Task brief:
Read the lines that follow and tally those with the word "data"; give the number and nothing else.

Source records:

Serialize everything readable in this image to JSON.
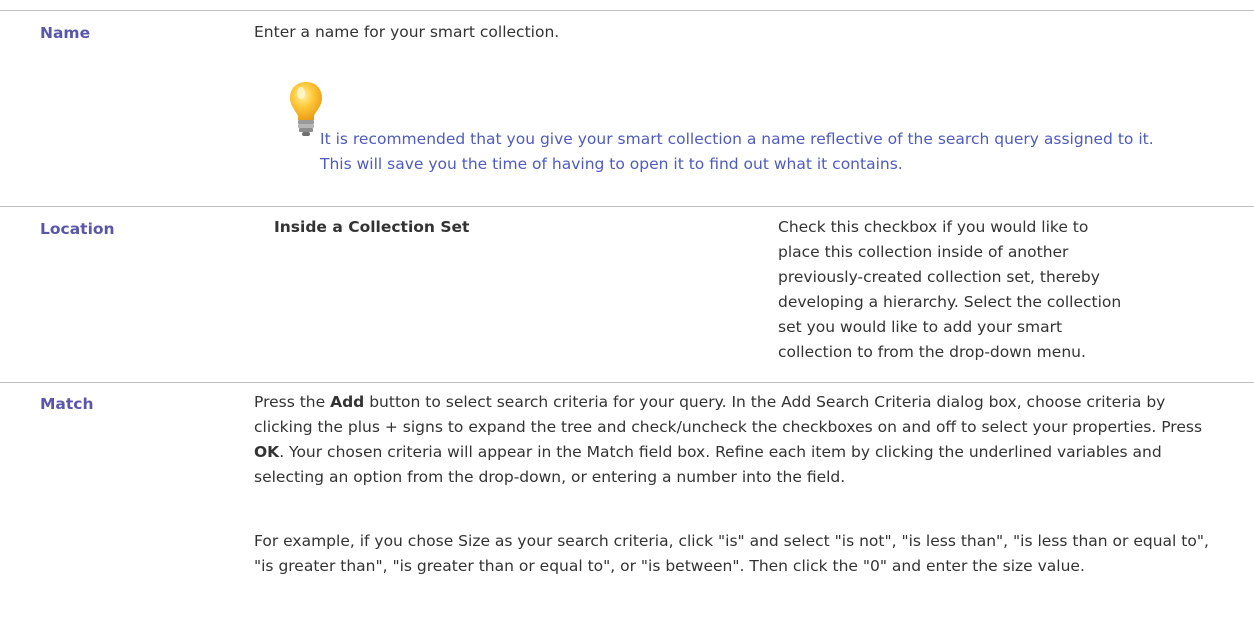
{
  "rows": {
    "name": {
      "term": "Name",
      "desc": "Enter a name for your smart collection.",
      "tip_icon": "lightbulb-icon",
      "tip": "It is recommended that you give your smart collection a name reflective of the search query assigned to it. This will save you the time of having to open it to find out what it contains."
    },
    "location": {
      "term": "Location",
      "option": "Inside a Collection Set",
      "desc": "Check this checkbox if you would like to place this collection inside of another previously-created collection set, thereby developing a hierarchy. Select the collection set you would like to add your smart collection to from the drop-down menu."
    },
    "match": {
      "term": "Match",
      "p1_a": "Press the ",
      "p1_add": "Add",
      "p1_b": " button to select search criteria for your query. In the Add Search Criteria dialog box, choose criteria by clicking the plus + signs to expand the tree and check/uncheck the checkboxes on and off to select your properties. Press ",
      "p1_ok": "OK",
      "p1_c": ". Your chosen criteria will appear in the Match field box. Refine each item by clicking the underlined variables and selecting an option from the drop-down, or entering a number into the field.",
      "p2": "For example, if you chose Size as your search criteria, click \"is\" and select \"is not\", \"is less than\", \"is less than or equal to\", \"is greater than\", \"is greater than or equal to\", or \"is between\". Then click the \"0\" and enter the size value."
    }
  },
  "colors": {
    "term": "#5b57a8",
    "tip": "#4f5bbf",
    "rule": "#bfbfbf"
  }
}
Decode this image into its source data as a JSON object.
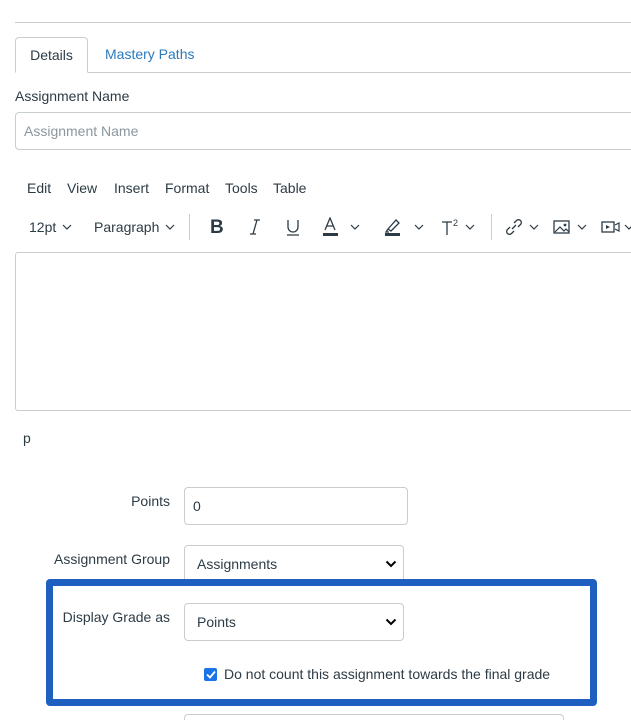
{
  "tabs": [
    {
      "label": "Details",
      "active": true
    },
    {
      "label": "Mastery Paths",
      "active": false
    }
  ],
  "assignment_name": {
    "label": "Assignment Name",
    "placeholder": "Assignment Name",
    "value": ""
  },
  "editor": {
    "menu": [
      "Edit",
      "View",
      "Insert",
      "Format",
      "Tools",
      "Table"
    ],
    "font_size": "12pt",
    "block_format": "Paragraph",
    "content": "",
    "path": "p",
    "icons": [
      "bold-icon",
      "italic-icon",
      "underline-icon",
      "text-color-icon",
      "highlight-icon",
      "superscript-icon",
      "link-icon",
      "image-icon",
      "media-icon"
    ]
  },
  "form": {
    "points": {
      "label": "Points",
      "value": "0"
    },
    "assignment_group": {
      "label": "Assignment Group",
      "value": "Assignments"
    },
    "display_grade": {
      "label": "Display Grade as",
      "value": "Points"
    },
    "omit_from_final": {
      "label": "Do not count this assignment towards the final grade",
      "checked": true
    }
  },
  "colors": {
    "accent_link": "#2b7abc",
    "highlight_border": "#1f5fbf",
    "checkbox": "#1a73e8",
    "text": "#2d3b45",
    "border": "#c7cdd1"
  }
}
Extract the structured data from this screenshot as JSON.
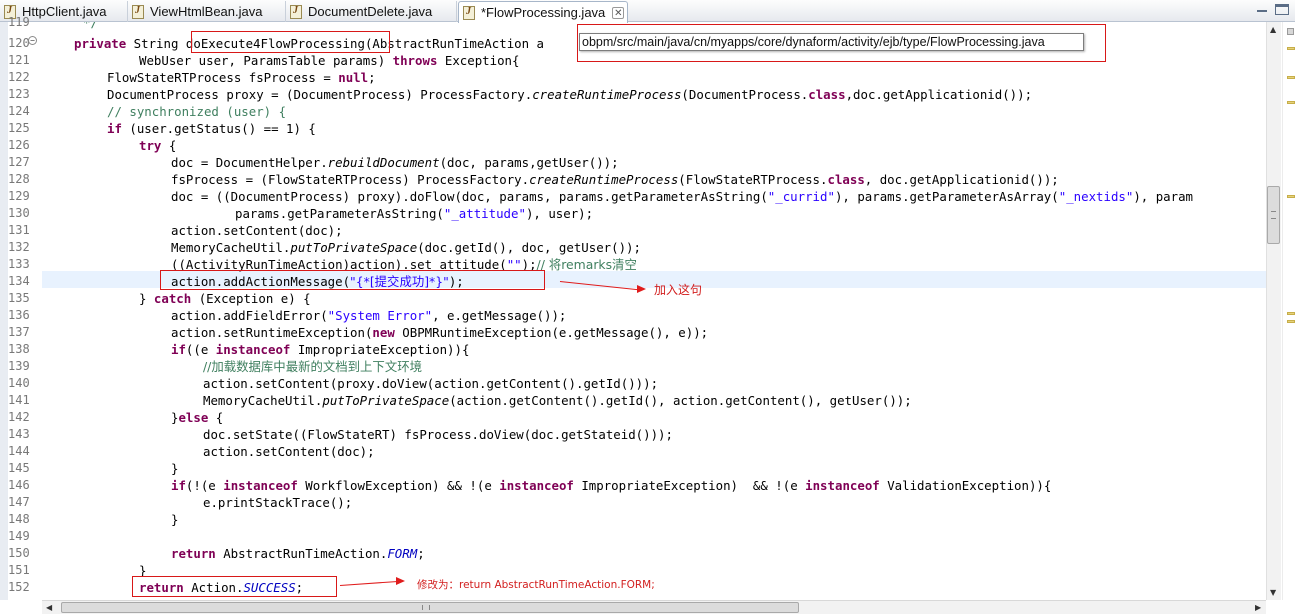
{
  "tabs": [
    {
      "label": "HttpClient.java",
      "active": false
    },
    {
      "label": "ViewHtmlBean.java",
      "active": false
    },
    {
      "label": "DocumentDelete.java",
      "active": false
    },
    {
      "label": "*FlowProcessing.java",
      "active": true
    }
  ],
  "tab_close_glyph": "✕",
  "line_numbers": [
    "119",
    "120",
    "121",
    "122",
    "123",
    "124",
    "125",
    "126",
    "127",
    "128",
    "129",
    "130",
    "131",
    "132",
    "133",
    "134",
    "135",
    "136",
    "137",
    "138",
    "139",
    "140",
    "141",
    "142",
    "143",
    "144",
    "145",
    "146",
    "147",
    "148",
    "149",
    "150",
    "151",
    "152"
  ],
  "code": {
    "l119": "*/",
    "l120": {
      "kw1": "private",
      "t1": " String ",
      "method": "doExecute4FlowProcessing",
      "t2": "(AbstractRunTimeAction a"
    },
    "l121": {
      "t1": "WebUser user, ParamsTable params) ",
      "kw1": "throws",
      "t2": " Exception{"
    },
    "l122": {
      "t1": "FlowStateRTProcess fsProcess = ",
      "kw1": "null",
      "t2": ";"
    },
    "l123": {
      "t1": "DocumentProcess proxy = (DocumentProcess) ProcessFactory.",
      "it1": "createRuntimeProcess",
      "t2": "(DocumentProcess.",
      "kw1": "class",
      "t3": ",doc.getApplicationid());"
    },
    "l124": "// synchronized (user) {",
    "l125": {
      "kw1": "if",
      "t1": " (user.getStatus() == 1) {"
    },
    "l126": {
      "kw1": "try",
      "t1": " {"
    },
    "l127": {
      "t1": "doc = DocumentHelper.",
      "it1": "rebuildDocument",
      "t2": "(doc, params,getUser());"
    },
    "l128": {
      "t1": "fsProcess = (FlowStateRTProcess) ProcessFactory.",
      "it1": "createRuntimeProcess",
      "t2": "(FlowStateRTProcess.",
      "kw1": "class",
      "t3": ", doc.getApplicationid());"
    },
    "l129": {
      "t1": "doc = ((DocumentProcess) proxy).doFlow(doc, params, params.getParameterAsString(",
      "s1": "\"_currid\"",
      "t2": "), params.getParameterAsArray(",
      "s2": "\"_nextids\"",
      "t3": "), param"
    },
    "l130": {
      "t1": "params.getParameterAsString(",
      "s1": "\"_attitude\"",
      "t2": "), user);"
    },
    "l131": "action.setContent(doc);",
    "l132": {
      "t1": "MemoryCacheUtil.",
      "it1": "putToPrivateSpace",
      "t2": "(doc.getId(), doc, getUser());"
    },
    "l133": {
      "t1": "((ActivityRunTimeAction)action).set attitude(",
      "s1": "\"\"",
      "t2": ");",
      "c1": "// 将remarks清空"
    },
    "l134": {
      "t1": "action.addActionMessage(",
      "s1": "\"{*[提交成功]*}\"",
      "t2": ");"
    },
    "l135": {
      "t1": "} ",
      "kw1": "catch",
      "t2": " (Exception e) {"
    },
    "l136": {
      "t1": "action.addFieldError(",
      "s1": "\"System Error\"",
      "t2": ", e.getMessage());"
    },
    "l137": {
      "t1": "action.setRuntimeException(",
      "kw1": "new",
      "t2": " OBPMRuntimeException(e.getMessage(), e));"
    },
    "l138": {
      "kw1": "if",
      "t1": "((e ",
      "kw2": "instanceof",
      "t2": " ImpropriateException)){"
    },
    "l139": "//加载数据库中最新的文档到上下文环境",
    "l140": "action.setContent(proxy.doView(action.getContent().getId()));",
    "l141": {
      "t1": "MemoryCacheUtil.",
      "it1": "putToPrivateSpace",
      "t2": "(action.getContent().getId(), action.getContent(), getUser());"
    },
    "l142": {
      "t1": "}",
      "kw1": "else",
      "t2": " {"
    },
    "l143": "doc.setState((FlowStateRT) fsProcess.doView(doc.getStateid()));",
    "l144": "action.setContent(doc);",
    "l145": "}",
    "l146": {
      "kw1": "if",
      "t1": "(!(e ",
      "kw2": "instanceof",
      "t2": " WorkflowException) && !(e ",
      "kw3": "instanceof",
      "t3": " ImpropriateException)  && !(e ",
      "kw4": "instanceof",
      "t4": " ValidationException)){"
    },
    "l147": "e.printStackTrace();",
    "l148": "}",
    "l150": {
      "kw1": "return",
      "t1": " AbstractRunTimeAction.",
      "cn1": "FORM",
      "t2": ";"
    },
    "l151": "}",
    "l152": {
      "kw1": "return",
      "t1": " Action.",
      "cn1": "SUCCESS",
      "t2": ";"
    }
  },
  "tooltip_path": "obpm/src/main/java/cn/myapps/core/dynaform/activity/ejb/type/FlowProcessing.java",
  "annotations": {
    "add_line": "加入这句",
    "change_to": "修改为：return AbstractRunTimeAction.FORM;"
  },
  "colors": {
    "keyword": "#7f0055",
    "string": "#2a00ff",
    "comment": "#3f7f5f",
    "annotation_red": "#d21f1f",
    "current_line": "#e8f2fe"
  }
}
* * *
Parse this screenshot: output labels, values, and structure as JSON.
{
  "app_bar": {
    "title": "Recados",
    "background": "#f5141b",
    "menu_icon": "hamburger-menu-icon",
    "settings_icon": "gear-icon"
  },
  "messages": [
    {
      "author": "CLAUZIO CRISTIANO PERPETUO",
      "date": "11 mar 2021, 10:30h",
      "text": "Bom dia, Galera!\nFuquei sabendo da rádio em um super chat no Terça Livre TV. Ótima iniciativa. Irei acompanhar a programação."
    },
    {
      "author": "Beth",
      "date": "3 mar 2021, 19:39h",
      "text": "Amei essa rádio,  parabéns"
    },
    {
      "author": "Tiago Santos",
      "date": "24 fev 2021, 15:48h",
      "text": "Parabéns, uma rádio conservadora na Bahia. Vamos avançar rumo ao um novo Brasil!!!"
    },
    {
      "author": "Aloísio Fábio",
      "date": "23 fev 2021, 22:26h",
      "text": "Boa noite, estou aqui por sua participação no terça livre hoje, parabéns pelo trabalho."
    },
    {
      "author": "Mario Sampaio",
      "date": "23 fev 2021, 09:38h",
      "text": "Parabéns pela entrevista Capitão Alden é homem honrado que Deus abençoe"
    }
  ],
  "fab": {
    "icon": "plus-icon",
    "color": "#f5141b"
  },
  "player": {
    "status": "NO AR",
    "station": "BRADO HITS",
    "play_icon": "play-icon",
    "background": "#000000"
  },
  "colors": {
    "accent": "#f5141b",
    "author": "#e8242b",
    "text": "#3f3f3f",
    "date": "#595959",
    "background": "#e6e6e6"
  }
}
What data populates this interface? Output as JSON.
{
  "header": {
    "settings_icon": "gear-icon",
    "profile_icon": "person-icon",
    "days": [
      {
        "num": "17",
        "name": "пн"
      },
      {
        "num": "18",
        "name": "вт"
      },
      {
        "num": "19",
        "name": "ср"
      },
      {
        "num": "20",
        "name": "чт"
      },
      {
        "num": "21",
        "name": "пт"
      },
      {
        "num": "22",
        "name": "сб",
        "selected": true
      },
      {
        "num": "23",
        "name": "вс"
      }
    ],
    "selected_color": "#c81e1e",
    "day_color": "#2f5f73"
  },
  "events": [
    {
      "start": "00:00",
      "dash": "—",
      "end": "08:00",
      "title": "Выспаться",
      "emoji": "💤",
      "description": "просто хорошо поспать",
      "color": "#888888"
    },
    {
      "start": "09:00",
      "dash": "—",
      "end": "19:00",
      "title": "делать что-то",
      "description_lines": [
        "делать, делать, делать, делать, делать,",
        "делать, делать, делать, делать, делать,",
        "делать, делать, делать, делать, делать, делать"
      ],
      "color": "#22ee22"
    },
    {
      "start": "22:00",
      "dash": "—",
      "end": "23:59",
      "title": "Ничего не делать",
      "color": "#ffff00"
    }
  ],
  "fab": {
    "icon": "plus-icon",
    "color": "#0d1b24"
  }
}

Solution below:
3